_Stated exercise_
Rewrite every line of the material below as a numbered list, leaving out any blank lines.

_Data supplied_
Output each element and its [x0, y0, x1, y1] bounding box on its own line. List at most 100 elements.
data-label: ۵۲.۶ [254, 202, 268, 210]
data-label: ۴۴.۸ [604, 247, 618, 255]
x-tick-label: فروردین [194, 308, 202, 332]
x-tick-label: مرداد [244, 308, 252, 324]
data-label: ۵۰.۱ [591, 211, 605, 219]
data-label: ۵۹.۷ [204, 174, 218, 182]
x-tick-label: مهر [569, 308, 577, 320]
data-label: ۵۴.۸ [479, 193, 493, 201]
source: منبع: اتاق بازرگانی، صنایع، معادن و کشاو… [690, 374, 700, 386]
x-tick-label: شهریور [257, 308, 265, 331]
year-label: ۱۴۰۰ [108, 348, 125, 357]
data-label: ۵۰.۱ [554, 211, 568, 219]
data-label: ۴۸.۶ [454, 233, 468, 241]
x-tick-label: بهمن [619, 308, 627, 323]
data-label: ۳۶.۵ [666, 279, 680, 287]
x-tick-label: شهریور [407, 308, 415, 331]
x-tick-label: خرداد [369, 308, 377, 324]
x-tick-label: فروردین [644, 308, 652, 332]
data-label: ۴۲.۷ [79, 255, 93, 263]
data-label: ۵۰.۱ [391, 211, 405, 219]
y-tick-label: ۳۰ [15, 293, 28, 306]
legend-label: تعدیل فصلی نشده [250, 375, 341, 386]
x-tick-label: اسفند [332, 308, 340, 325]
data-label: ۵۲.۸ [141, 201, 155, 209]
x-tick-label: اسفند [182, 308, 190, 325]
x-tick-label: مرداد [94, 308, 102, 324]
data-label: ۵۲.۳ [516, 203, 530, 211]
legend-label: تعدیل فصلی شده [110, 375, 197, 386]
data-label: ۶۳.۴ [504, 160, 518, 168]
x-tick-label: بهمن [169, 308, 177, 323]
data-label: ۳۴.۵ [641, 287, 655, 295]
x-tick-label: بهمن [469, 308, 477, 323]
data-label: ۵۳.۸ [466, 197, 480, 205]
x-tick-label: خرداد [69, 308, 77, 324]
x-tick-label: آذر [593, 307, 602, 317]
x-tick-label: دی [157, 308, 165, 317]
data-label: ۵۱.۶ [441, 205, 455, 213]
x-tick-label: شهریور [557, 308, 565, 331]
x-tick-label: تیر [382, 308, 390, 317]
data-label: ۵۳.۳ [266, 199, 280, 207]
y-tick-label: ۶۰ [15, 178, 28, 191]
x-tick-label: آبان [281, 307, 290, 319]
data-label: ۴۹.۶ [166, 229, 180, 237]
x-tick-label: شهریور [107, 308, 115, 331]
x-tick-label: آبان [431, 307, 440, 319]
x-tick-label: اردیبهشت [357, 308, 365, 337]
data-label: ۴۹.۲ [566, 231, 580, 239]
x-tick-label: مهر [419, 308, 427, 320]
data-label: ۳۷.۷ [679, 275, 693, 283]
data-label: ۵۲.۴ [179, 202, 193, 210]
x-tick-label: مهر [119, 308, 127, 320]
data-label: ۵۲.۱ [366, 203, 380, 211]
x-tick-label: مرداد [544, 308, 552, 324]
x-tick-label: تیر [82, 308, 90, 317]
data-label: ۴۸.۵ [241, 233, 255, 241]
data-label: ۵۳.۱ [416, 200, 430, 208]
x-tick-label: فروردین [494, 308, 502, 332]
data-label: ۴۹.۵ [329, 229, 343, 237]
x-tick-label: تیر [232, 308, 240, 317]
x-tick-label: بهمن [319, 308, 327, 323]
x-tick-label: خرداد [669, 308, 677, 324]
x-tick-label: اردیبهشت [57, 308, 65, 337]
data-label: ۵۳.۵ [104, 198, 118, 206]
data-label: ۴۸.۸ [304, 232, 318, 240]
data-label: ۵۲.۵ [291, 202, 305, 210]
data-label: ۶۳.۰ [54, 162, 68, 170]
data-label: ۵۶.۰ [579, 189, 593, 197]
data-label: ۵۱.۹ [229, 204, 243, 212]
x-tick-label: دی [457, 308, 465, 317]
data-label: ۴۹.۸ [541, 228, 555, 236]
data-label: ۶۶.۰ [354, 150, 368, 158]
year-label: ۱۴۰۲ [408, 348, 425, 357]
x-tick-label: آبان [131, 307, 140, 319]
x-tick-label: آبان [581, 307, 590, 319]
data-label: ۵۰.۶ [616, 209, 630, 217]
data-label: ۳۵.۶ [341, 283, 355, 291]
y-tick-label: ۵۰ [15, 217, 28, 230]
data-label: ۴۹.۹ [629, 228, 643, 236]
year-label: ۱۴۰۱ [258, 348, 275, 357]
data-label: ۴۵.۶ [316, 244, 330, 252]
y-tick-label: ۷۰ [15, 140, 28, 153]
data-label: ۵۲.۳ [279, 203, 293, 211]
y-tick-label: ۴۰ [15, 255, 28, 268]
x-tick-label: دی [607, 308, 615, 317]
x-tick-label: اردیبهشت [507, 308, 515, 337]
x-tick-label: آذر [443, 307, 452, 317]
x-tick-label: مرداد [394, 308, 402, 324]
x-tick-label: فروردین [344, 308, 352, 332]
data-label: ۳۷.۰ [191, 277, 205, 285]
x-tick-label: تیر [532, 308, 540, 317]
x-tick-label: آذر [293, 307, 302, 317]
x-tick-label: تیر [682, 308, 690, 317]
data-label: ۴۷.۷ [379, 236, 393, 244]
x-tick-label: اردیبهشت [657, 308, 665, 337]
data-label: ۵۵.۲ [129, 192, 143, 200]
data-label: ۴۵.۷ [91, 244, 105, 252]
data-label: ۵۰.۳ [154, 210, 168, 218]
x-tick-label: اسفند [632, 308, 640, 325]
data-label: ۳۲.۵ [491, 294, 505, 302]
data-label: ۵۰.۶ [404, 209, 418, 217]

_The solution_
1. Output each element and its [x0, y0, x1, y1] bounding box on its own line. List at most 100 elements.
2. data-label: ۵۲.۶ [254, 202, 268, 210]
3. data-label: ۴۴.۸ [604, 247, 618, 255]
4. x-tick-label: فروردین [194, 308, 202, 332]
5. x-tick-label: مرداد [244, 308, 252, 324]
6. data-label: ۵۰.۱ [591, 211, 605, 219]
7. data-label: ۵۹.۷ [204, 174, 218, 182]
8. x-tick-label: مهر [569, 308, 577, 320]
9. data-label: ۵۴.۸ [479, 193, 493, 201]
10. source: منبع: اتاق بازرگانی، صنایع، معادن و کشاو… [690, 374, 700, 386]
11. x-tick-label: شهریور [257, 308, 265, 331]
12. year-label: ۱۴۰۰ [108, 348, 125, 357]
13. data-label: ۵۰.۱ [554, 211, 568, 219]
14. data-label: ۴۸.۶ [454, 233, 468, 241]
15. x-tick-label: بهمن [619, 308, 627, 323]
16. data-label: ۳۶.۵ [666, 279, 680, 287]
17. x-tick-label: شهریور [407, 308, 415, 331]
18. x-tick-label: خرداد [369, 308, 377, 324]
19. x-tick-label: فروردین [644, 308, 652, 332]
20. data-label: ۴۲.۷ [79, 255, 93, 263]
21. data-label: ۵۰.۱ [391, 211, 405, 219]
22. y-tick-label: ۳۰ [15, 293, 28, 306]
23. legend-label: تعدیل فصلی نشده [250, 375, 341, 386]
24. x-tick-label: اسفند [332, 308, 340, 325]
25. data-label: ۵۲.۸ [141, 201, 155, 209]
26. x-tick-label: اسفند [182, 308, 190, 325]
27. x-tick-label: مرداد [94, 308, 102, 324]
28. data-label: ۵۲.۳ [516, 203, 530, 211]
29. legend-label: تعدیل فصلی شده [110, 375, 197, 386]
30. data-label: ۶۳.۴ [504, 160, 518, 168]
31. x-tick-label: بهمن [169, 308, 177, 323]
32. data-label: ۳۴.۵ [641, 287, 655, 295]
33. x-tick-label: بهمن [469, 308, 477, 323]
34. data-label: ۵۳.۸ [466, 197, 480, 205]
35. x-tick-label: خرداد [69, 308, 77, 324]
36. x-tick-label: آذر [593, 307, 602, 317]
37. x-tick-label: دی [157, 308, 165, 317]
38. data-label: ۵۱.۶ [441, 205, 455, 213]
39. x-tick-label: شهریور [557, 308, 565, 331]
40. x-tick-label: تیر [382, 308, 390, 317]
41. data-label: ۵۳.۳ [266, 199, 280, 207]
42. y-tick-label: ۶۰ [15, 178, 28, 191]
43. x-tick-label: آبان [281, 307, 290, 319]
44. data-label: ۴۹.۶ [166, 229, 180, 237]
45. x-tick-label: شهریور [107, 308, 115, 331]
46. x-tick-label: آبان [431, 307, 440, 319]
47. x-tick-label: اردیبهشت [357, 308, 365, 337]
48. data-label: ۴۹.۲ [566, 231, 580, 239]
49. x-tick-label: مهر [419, 308, 427, 320]
50. data-label: ۳۷.۷ [679, 275, 693, 283]
51. data-label: ۵۲.۴ [179, 202, 193, 210]
52. x-tick-label: مهر [119, 308, 127, 320]
53. data-label: ۵۲.۱ [366, 203, 380, 211]
54. x-tick-label: مرداد [544, 308, 552, 324]
55. x-tick-label: تیر [82, 308, 90, 317]
56. data-label: ۴۸.۵ [241, 233, 255, 241]
57. data-label: ۵۳.۱ [416, 200, 430, 208]
58. x-tick-label: فروردین [494, 308, 502, 332]
59. data-label: ۴۹.۵ [329, 229, 343, 237]
60. x-tick-label: تیر [232, 308, 240, 317]
61. x-tick-label: بهمن [319, 308, 327, 323]
62. x-tick-label: خرداد [669, 308, 677, 324]
63. x-tick-label: اردیبهشت [57, 308, 65, 337]
64. data-label: ۵۳.۵ [104, 198, 118, 206]
65. data-label: ۴۸.۸ [304, 232, 318, 240]
66. data-label: ۵۲.۵ [291, 202, 305, 210]
67. data-label: ۶۳.۰ [54, 162, 68, 170]
68. data-label: ۵۶.۰ [579, 189, 593, 197]
69. data-label: ۵۱.۹ [229, 204, 243, 212]
70. x-tick-label: دی [457, 308, 465, 317]
71. data-label: ۴۹.۸ [541, 228, 555, 236]
72. data-label: ۶۶.۰ [354, 150, 368, 158]
73. year-label: ۱۴۰۲ [408, 348, 425, 357]
74. x-tick-label: آبان [131, 307, 140, 319]
75. x-tick-label: آبان [581, 307, 590, 319]
76. data-label: ۵۰.۶ [616, 209, 630, 217]
77. data-label: ۳۵.۶ [341, 283, 355, 291]
78. y-tick-label: ۵۰ [15, 217, 28, 230]
79. data-label: ۴۹.۹ [629, 228, 643, 236]
80. year-label: ۱۴۰۱ [258, 348, 275, 357]
81. data-label: ۴۵.۶ [316, 244, 330, 252]
82. y-tick-label: ۷۰ [15, 140, 28, 153]
83. data-label: ۵۲.۳ [279, 203, 293, 211]
84. y-tick-label: ۴۰ [15, 255, 28, 268]
85. x-tick-label: دی [607, 308, 615, 317]
86. x-tick-label: اردیبهشت [507, 308, 515, 337]
87. x-tick-label: آذر [443, 307, 452, 317]
88. x-tick-label: مرداد [394, 308, 402, 324]
89. x-tick-label: فروردین [344, 308, 352, 332]
90. data-label: ۳۷.۰ [191, 277, 205, 285]
91. x-tick-label: تیر [532, 308, 540, 317]
92. x-tick-label: آذر [293, 307, 302, 317]
93. x-tick-label: تیر [682, 308, 690, 317]
94. data-label: ۴۷.۷ [379, 236, 393, 244]
95. x-tick-label: اردیبهشت [657, 308, 665, 337]
96. data-label: ۵۵.۲ [129, 192, 143, 200]
97. data-label: ۴۵.۷ [91, 244, 105, 252]
98. data-label: ۵۰.۳ [154, 210, 168, 218]
99. x-tick-label: اسفند [632, 308, 640, 325]
100. data-label: ۳۲.۵ [491, 294, 505, 302]
101. data-label: ۵۰.۶ [404, 209, 418, 217]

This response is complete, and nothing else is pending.